(Raw records)
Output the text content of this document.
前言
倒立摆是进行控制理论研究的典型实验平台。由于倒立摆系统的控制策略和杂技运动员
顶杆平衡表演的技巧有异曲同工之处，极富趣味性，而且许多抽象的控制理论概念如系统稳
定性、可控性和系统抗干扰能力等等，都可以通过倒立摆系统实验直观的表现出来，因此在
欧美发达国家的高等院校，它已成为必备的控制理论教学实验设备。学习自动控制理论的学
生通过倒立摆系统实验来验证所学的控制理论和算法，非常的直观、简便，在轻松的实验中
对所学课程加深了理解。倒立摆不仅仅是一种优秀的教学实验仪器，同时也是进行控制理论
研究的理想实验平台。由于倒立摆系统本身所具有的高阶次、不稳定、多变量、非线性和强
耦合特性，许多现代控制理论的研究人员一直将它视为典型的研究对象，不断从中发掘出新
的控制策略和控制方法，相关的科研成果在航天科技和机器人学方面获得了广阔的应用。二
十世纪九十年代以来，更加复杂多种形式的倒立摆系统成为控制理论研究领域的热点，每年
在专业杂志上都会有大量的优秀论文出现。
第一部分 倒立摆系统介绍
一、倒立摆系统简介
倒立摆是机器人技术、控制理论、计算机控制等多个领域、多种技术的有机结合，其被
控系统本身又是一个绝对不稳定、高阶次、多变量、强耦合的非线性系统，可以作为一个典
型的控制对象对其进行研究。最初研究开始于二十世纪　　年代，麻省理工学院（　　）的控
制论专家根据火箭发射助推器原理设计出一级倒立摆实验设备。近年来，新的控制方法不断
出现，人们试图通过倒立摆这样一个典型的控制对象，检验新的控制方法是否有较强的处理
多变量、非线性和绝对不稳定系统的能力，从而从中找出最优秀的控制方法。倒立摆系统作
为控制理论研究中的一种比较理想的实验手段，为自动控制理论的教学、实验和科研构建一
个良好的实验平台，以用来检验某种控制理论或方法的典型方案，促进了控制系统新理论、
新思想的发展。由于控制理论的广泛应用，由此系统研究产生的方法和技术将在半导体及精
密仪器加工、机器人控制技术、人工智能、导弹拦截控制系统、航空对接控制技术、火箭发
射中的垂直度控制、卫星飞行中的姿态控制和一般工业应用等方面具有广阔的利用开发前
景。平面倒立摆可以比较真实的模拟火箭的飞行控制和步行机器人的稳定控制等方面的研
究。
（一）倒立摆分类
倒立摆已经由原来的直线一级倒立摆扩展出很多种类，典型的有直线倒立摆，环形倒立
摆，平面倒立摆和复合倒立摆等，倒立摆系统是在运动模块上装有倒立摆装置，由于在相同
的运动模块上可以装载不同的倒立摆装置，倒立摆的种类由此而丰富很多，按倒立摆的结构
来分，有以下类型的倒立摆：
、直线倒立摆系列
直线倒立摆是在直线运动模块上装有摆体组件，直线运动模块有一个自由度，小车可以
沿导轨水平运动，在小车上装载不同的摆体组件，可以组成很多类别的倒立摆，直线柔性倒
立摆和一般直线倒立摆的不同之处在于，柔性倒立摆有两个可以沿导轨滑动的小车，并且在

_What is asked:_ Return each entry from above without altering a single character.

_Result of the exercise:_
Output the text content of this document.
前言
倒立摆是进行控制理论研究的典型实验平台。由于倒立摆系统的控制策略和杂技运动员
顶杆平衡表演的技巧有异曲同工之处，极富趣味性，而且许多抽象的控制理论概念如系统稳
定性、可控性和系统抗干扰能力等等，都可以通过倒立摆系统实验直观的表现出来，因此在
欧美发达国家的高等院校，它已成为必备的控制理论教学实验设备。学习自动控制理论的学
生通过倒立摆系统实验来验证所学的控制理论和算法，非常的直观、简便，在轻松的实验中
对所学课程加深了理解。倒立摆不仅仅是一种优秀的教学实验仪器，同时也是进行控制理论
研究的理想实验平台。由于倒立摆系统本身所具有的高阶次、不稳定、多变量、非线性和强
耦合特性，许多现代控制理论的研究人员一直将它视为典型的研究对象，不断从中发掘出新
的控制策略和控制方法，相关的科研成果在航天科技和机器人学方面获得了广阔的应用。二
十世纪九十年代以来，更加复杂多种形式的倒立摆系统成为控制理论研究领域的热点，每年
在专业杂志上都会有大量的优秀论文出现。
第一部分 倒立摆系统介绍
一、倒立摆系统简介
倒立摆是机器人技术、控制理论、计算机控制等多个领域、多种技术的有机结合，其被
控系统本身又是一个绝对不稳定、高阶次、多变量、强耦合的非线性系统，可以作为一个典
型的控制对象对其进行研究。最初研究开始于二十世纪　　年代，麻省理工学院（　　）的控
制论专家根据火箭发射助推器原理设计出一级倒立摆实验设备。近年来，新的控制方法不断
出现，人们试图通过倒立摆这样一个典型的控制对象，检验新的控制方法是否有较强的处理
多变量、非线性和绝对不稳定系统的能力，从而从中找出最优秀的控制方法。倒立摆系统作
为控制理论研究中的一种比较理想的实验手段，为自动控制理论的教学、实验和科研构建一
个良好的实验平台，以用来检验某种控制理论或方法的典型方案，促进了控制系统新理论、
新思想的发展。由于控制理论的广泛应用，由此系统研究产生的方法和技术将在半导体及精
密仪器加工、机器人控制技术、人工智能、导弹拦截控制系统、航空对接控制技术、火箭发
射中的垂直度控制、卫星飞行中的姿态控制和一般工业应用等方面具有广阔的利用开发前
景。平面倒立摆可以比较真实的模拟火箭的飞行控制和步行机器人的稳定控制等方面的研
究。
（一）倒立摆分类
倒立摆已经由原来的直线一级倒立摆扩展出很多种类，典型的有直线倒立摆，环形倒立
摆，平面倒立摆和复合倒立摆等，倒立摆系统是在运动模块上装有倒立摆装置，由于在相同
的运动模块上可以装载不同的倒立摆装置，倒立摆的种类由此而丰富很多，按倒立摆的结构
来分，有以下类型的倒立摆：
、直线倒立摆系列
直线倒立摆是在直线运动模块上装有摆体组件，直线运动模块有一个自由度，小车可以
沿导轨水平运动，在小车上装载不同的摆体组件，可以组成很多类别的倒立摆，直线柔性倒
立摆和一般直线倒立摆的不同之处在于，柔性倒立摆有两个可以沿导轨滑动的小车，并且在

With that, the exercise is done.